§ What you should do: Reproduce the whole listing, character for character.

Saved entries
***

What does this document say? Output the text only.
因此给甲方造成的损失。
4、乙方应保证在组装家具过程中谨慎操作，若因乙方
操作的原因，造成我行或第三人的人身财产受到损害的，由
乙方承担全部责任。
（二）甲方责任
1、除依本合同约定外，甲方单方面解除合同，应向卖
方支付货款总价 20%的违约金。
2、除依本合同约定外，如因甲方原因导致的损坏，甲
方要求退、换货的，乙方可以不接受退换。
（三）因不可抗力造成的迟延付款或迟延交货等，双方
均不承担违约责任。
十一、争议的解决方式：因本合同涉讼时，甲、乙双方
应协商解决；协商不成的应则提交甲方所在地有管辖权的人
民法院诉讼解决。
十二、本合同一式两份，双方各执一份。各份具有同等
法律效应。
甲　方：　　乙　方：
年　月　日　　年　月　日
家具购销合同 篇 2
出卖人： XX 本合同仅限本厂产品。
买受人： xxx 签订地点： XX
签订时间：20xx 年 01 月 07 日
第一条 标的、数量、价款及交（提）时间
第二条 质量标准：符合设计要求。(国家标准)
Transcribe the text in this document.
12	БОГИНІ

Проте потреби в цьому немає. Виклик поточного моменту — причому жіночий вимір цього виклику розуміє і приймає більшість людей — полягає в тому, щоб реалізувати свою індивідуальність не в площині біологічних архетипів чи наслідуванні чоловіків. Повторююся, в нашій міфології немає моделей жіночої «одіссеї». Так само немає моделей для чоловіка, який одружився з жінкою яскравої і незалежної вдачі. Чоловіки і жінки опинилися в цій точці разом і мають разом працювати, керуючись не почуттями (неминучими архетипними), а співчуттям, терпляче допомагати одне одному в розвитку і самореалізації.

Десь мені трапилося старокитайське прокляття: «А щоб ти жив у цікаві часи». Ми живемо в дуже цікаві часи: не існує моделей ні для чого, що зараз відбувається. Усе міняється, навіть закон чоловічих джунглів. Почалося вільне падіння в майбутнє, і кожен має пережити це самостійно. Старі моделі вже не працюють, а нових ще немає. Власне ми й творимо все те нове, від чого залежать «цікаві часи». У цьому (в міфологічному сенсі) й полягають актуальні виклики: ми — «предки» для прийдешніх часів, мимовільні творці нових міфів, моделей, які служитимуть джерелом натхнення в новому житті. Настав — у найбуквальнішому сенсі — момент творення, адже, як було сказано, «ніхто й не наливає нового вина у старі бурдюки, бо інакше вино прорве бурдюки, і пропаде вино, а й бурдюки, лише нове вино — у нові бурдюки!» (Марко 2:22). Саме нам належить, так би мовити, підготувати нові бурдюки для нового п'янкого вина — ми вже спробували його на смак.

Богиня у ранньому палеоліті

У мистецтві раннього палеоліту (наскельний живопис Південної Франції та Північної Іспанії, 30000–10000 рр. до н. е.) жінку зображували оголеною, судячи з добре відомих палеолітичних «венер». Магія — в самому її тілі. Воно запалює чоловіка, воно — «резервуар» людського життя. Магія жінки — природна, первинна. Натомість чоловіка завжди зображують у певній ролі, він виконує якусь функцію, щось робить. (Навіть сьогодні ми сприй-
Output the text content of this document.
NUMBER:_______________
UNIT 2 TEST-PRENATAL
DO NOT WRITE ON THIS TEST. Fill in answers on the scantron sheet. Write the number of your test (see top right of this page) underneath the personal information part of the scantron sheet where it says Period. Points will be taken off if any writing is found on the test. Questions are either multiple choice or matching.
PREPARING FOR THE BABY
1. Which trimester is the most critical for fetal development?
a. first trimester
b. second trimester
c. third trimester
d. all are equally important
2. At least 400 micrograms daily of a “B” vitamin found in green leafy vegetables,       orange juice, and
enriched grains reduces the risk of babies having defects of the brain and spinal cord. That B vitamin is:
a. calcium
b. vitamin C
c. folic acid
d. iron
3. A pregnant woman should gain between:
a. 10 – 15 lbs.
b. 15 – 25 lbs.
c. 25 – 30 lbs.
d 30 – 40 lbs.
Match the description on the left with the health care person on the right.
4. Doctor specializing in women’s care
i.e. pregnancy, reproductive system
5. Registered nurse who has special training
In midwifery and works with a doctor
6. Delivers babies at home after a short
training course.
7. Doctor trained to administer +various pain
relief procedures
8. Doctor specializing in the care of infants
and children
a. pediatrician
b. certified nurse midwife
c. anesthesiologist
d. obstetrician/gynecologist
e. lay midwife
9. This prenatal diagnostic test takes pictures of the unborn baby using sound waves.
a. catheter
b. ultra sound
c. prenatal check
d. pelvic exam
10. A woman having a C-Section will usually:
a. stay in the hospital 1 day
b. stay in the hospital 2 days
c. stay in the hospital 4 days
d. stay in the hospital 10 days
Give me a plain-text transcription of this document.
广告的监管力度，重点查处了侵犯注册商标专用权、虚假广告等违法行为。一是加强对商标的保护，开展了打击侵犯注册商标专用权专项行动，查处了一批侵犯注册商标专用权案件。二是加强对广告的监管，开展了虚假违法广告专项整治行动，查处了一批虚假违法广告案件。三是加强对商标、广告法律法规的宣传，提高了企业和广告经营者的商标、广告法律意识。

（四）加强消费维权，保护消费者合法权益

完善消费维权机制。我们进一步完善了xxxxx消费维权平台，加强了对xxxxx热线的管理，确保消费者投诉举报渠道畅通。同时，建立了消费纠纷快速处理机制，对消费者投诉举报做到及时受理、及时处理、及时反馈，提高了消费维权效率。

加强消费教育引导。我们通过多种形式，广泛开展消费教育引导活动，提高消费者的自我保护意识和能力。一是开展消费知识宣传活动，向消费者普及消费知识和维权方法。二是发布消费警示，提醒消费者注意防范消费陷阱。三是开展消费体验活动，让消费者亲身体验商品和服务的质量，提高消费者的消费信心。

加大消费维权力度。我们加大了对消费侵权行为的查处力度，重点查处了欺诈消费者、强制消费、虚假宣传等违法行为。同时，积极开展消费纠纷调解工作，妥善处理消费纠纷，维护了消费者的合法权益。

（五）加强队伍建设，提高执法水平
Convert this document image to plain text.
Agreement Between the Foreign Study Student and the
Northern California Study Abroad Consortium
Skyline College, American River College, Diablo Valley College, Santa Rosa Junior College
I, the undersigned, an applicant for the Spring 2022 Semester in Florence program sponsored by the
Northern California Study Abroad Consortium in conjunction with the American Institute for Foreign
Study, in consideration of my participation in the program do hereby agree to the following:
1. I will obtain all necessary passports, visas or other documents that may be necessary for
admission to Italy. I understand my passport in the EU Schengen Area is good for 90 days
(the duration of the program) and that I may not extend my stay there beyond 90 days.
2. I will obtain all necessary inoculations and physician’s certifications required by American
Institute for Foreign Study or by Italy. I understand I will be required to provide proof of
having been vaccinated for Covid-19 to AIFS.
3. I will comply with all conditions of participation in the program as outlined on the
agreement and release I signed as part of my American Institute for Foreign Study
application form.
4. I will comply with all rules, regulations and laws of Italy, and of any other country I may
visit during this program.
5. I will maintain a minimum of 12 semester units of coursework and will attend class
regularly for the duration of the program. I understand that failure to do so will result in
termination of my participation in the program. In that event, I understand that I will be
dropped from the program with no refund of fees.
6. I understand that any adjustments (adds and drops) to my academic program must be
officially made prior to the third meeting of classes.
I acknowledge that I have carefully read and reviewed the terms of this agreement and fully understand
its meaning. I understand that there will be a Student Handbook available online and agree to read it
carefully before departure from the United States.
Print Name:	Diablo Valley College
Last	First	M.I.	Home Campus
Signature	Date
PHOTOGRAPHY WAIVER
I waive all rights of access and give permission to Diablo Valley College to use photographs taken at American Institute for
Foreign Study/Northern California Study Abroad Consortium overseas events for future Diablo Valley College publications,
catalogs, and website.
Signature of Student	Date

***

§ Correct response:
What does this document say? Output the text only.
因此给甲方造成的损失。
4、乙方应保证在组装家具过程中谨慎操作，若因乙方
操作的原因，造成我行或第三人的人身财产受到损害的，由
乙方承担全部责任。
（二）甲方责任
1、除依本合同约定外，甲方单方面解除合同，应向卖
方支付货款总价 20%的违约金。
2、除依本合同约定外，如因甲方原因导致的损坏，甲
方要求退、换货的，乙方可以不接受退换。
（三）因不可抗力造成的迟延付款或迟延交货等，双方
均不承担违约责任。
十一、争议的解决方式：因本合同涉讼时，甲、乙双方
应协商解决；协商不成的应则提交甲方所在地有管辖权的人
民法院诉讼解决。
十二、本合同一式两份，双方各执一份。各份具有同等
法律效应。
甲　方：　　乙　方：
年　月　日　　年　月　日
家具购销合同 篇 2
出卖人： XX 本合同仅限本厂产品。
买受人： xxx 签订地点： XX
签订时间：20xx 年 01 月 07 日
第一条 标的、数量、价款及交（提）时间
第二条 质量标准：符合设计要求。(国家标准)
Transcribe the text in this document.
12	БОГИНІ

Проте потреби в цьому немає. Виклик поточного моменту — причому жіночий вимір цього виклику розуміє і приймає більшість людей — полягає в тому, щоб реалізувати свою індивідуальність не в площині біологічних архетипів чи наслідуванні чоловіків. Повторююся, в нашій міфології немає моделей жіночої «одіссеї». Так само немає моделей для чоловіка, який одружився з жінкою яскравої і незалежної вдачі. Чоловіки і жінки опинилися в цій точці разом і мають разом працювати, керуючись не почуттями (неминучими архетипними), а співчуттям, терпляче допомагати одне одному в розвитку і самореалізації.

Десь мені трапилося старокитайське прокляття: «А щоб ти жив у цікаві часи». Ми живемо в дуже цікаві часи: не існує моделей ні для чого, що зараз відбувається. Усе міняється, навіть закон чоловічих джунглів. Почалося вільне падіння в майбутнє, і кожен має пережити це самостійно. Старі моделі вже не працюють, а нових ще немає. Власне ми й творимо все те нове, від чого залежать «цікаві часи». У цьому (в міфологічному сенсі) й полягають актуальні виклики: ми — «предки» для прийдешніх часів, мимовільні творці нових міфів, моделей, які служитимуть джерелом натхнення в новому житті. Настав — у найбуквальнішому сенсі — момент творення, адже, як було сказано, «ніхто й не наливає нового вина у старі бурдюки, бо інакше вино прорве бурдюки, і пропаде вино, а й бурдюки, лише нове вино — у нові бурдюки!» (Марко 2:22). Саме нам належить, так би мовити, підготувати нові бурдюки для нового п'янкого вина — ми вже спробували його на смак.

Богиня у ранньому палеоліті

У мистецтві раннього палеоліту (наскельний живопис Південної Франції та Північної Іспанії, 30000–10000 рр. до н. е.) жінку зображували оголеною, судячи з добре відомих палеолітичних «венер». Магія — в самому її тілі. Воно запалює чоловіка, воно — «резервуар» людського життя. Магія жінки — природна, первинна. Натомість чоловіка завжди зображують у певній ролі, він виконує якусь функцію, щось робить. (Навіть сьогодні ми сприй-
Output the text content of this document.
NUMBER:_______________
UNIT 2 TEST-PRENATAL
DO NOT WRITE ON THIS TEST. Fill in answers on the scantron sheet. Write the number of your test (see top right of this page) underneath the personal information part of the scantron sheet where it says Period. Points will be taken off if any writing is found on the test. Questions are either multiple choice or matching.
PREPARING FOR THE BABY
1. Which trimester is the most critical for fetal development?
a. first trimester
b. second trimester
c. third trimester
d. all are equally important
2. At least 400 micrograms daily of a “B” vitamin found in green leafy vegetables,       orange juice, and
enriched grains reduces the risk of babies having defects of the brain and spinal cord. That B vitamin is:
a. calcium
b. vitamin C
c. folic acid
d. iron
3. A pregnant woman should gain between:
a. 10 – 15 lbs.
b. 15 – 25 lbs.
c. 25 – 30 lbs.
d 30 – 40 lbs.
Match the description on the left with the health care person on the right.
4. Doctor specializing in women’s care
i.e. pregnancy, reproductive system
5. Registered nurse who has special training
In midwifery and works with a doctor
6. Delivers babies at home after a short
training course.
7. Doctor trained to administer +various pain
relief procedures
8. Doctor specializing in the care of infants
and children
a. pediatrician
b. certified nurse midwife
c. anesthesiologist
d. obstetrician/gynecologist
e. lay midwife
9. This prenatal diagnostic test takes pictures of the unborn baby using sound waves.
a. catheter
b. ultra sound
c. prenatal check
d. pelvic exam
10. A woman having a C-Section will usually:
a. stay in the hospital 1 day
b. stay in the hospital 2 days
c. stay in the hospital 4 days
d. stay in the hospital 10 days
Give me a plain-text transcription of this document.
广告的监管力度，重点查处了侵犯注册商标专用权、虚假广告等违法行为。一是加强对商标的保护，开展了打击侵犯注册商标专用权专项行动，查处了一批侵犯注册商标专用权案件。二是加强对广告的监管，开展了虚假违法广告专项整治行动，查处了一批虚假违法广告案件。三是加强对商标、广告法律法规的宣传，提高了企业和广告经营者的商标、广告法律意识。

（四）加强消费维权，保护消费者合法权益

完善消费维权机制。我们进一步完善了xxxxx消费维权平台，加强了对xxxxx热线的管理，确保消费者投诉举报渠道畅通。同时，建立了消费纠纷快速处理机制，对消费者投诉举报做到及时受理、及时处理、及时反馈，提高了消费维权效率。

加强消费教育引导。我们通过多种形式，广泛开展消费教育引导活动，提高消费者的自我保护意识和能力。一是开展消费知识宣传活动，向消费者普及消费知识和维权方法。二是发布消费警示，提醒消费者注意防范消费陷阱。三是开展消费体验活动，让消费者亲身体验商品和服务的质量，提高消费者的消费信心。

加大消费维权力度。我们加大了对消费侵权行为的查处力度，重点查处了欺诈消费者、强制消费、虚假宣传等违法行为。同时，积极开展消费纠纷调解工作，妥善处理消费纠纷，维护了消费者的合法权益。

（五）加强队伍建设，提高执法水平
Convert this document image to plain text.
Agreement Between the Foreign Study Student and the
Northern California Study Abroad Consortium
Skyline College, American River College, Diablo Valley College, Santa Rosa Junior College
I, the undersigned, an applicant for the Spring 2022 Semester in Florence program sponsored by the
Northern California Study Abroad Consortium in conjunction with the American Institute for Foreign
Study, in consideration of my participation in the program do hereby agree to the following:
1. I will obtain all necessary passports, visas or other documents that may be necessary for
admission to Italy. I understand my passport in the EU Schengen Area is good for 90 days
(the duration of the program) and that I may not extend my stay there beyond 90 days.
2. I will obtain all necessary inoculations and physician’s certifications required by American
Institute for Foreign Study or by Italy. I understand I will be required to provide proof of
having been vaccinated for Covid-19 to AIFS.
3. I will comply with all conditions of participation in the program as outlined on the
agreement and release I signed as part of my American Institute for Foreign Study
application form.
4. I will comply with all rules, regulations and laws of Italy, and of any other country I may
visit during this program.
5. I will maintain a minimum of 12 semester units of coursework and will attend class
regularly for the duration of the program. I understand that failure to do so will result in
termination of my participation in the program. In that event, I understand that I will be
dropped from the program with no refund of fees.
6. I understand that any adjustments (adds and drops) to my academic program must be
officially made prior to the third meeting of classes.
I acknowledge that I have carefully read and reviewed the terms of this agreement and fully understand
its meaning. I understand that there will be a Student Handbook available online and agree to read it
carefully before departure from the United States.
Print Name:	Diablo Valley College
Last	First	M.I.	Home Campus
Signature	Date
PHOTOGRAPHY WAIVER
I waive all rights of access and give permission to Diablo Valley College to use photographs taken at American Institute for
Foreign Study/Northern California Study Abroad Consortium overseas events for future Diablo Valley College publications,
catalogs, and website.
Signature of Student	Date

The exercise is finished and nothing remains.